What the task asks
Reproduce the records below exactly as given.

..........

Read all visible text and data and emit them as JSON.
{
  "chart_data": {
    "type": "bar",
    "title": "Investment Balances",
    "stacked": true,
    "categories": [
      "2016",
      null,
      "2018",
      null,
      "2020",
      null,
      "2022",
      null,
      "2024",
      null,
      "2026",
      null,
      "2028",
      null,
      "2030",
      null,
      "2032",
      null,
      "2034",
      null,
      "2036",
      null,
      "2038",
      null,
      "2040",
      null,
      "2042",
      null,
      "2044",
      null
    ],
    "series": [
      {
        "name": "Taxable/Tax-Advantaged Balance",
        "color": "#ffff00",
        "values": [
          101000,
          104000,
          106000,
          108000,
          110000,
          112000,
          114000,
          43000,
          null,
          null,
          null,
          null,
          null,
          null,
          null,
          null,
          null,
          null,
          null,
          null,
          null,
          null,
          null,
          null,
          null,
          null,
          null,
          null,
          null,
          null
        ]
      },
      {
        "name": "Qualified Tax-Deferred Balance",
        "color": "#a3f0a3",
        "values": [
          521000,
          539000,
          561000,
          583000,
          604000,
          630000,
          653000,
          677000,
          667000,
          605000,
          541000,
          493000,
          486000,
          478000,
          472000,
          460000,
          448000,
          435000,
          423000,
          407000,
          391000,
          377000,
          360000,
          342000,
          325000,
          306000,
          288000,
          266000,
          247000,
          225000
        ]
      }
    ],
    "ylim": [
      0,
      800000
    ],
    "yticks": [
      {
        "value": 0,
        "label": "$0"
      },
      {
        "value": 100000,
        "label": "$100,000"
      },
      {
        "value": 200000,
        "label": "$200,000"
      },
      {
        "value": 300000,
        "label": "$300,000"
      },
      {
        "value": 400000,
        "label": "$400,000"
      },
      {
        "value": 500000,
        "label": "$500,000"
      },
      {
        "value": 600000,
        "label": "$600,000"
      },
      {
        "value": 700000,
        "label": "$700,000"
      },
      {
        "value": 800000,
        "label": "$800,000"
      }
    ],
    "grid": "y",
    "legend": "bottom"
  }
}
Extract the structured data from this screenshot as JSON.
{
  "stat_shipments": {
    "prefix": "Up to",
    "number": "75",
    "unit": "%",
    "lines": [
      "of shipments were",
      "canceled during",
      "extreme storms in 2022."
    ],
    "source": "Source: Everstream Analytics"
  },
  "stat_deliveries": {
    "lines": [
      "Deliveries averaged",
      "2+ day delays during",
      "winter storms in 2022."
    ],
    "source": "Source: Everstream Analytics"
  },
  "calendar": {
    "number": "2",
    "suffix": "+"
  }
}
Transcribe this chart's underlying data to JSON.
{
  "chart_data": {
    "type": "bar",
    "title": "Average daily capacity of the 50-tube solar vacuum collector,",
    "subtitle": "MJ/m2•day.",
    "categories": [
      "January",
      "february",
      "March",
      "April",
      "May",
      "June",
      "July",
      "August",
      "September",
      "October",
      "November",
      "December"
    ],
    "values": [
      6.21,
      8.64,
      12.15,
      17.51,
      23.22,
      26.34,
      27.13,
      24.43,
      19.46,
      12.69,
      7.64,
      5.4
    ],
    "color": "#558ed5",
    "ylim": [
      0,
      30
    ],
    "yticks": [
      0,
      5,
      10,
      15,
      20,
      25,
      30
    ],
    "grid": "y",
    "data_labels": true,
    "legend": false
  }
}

..........

Correct response
Read all visible text and data and emit them as JSON.
{
  "chart_data": {
    "type": "bar",
    "title": "Investment Balances",
    "stacked": true,
    "categories": [
      "2016",
      null,
      "2018",
      null,
      "2020",
      null,
      "2022",
      null,
      "2024",
      null,
      "2026",
      null,
      "2028",
      null,
      "2030",
      null,
      "2032",
      null,
      "2034",
      null,
      "2036",
      null,
      "2038",
      null,
      "2040",
      null,
      "2042",
      null,
      "2044",
      null
    ],
    "series": [
      {
        "name": "Taxable/Tax-Advantaged Balance",
        "color": "#ffff00",
        "values": [
          101000,
          104000,
          106000,
          108000,
          110000,
          112000,
          114000,
          43000,
          null,
          null,
          null,
          null,
          null,
          null,
          null,
          null,
          null,
          null,
          null,
          null,
          null,
          null,
          null,
          null,
          null,
          null,
          null,
          null,
          null,
          null
        ]
      },
      {
        "name": "Qualified Tax-Deferred Balance",
        "color": "#a3f0a3",
        "values": [
          521000,
          539000,
          561000,
          583000,
          604000,
          630000,
          653000,
          677000,
          667000,
          605000,
          541000,
          493000,
          486000,
          478000,
          472000,
          460000,
          448000,
          435000,
          423000,
          407000,
          391000,
          377000,
          360000,
          342000,
          325000,
          306000,
          288000,
          266000,
          247000,
          225000
        ]
      }
    ],
    "ylim": [
      0,
      800000
    ],
    "yticks": [
      {
        "value": 0,
        "label": "$0"
      },
      {
        "value": 100000,
        "label": "$100,000"
      },
      {
        "value": 200000,
        "label": "$200,000"
      },
      {
        "value": 300000,
        "label": "$300,000"
      },
      {
        "value": 400000,
        "label": "$400,000"
      },
      {
        "value": 500000,
        "label": "$500,000"
      },
      {
        "value": 600000,
        "label": "$600,000"
      },
      {
        "value": 700000,
        "label": "$700,000"
      },
      {
        "value": 800000,
        "label": "$800,000"
      }
    ],
    "grid": "y",
    "legend": "bottom"
  }
}
Extract the structured data from this screenshot as JSON.
{
  "stat_shipments": {
    "prefix": "Up to",
    "number": "75",
    "unit": "%",
    "lines": [
      "of shipments were",
      "canceled during",
      "extreme storms in 2022."
    ],
    "source": "Source: Everstream Analytics"
  },
  "stat_deliveries": {
    "lines": [
      "Deliveries averaged",
      "2+ day delays during",
      "winter storms in 2022."
    ],
    "source": "Source: Everstream Analytics"
  },
  "calendar": {
    "number": "2",
    "suffix": "+"
  }
}
Transcribe this chart's underlying data to JSON.
{
  "chart_data": {
    "type": "bar",
    "title": "Average daily capacity of the 50-tube solar vacuum collector,",
    "subtitle": "MJ/m2•day.",
    "categories": [
      "January",
      "february",
      "March",
      "April",
      "May",
      "June",
      "July",
      "August",
      "September",
      "October",
      "November",
      "December"
    ],
    "values": [
      6.21,
      8.64,
      12.15,
      17.51,
      23.22,
      26.34,
      27.13,
      24.43,
      19.46,
      12.69,
      7.64,
      5.4
    ],
    "color": "#558ed5",
    "ylim": [
      0,
      30
    ],
    "yticks": [
      0,
      5,
      10,
      15,
      20,
      25,
      30
    ],
    "grid": "y",
    "data_labels": true,
    "legend": false
  }
}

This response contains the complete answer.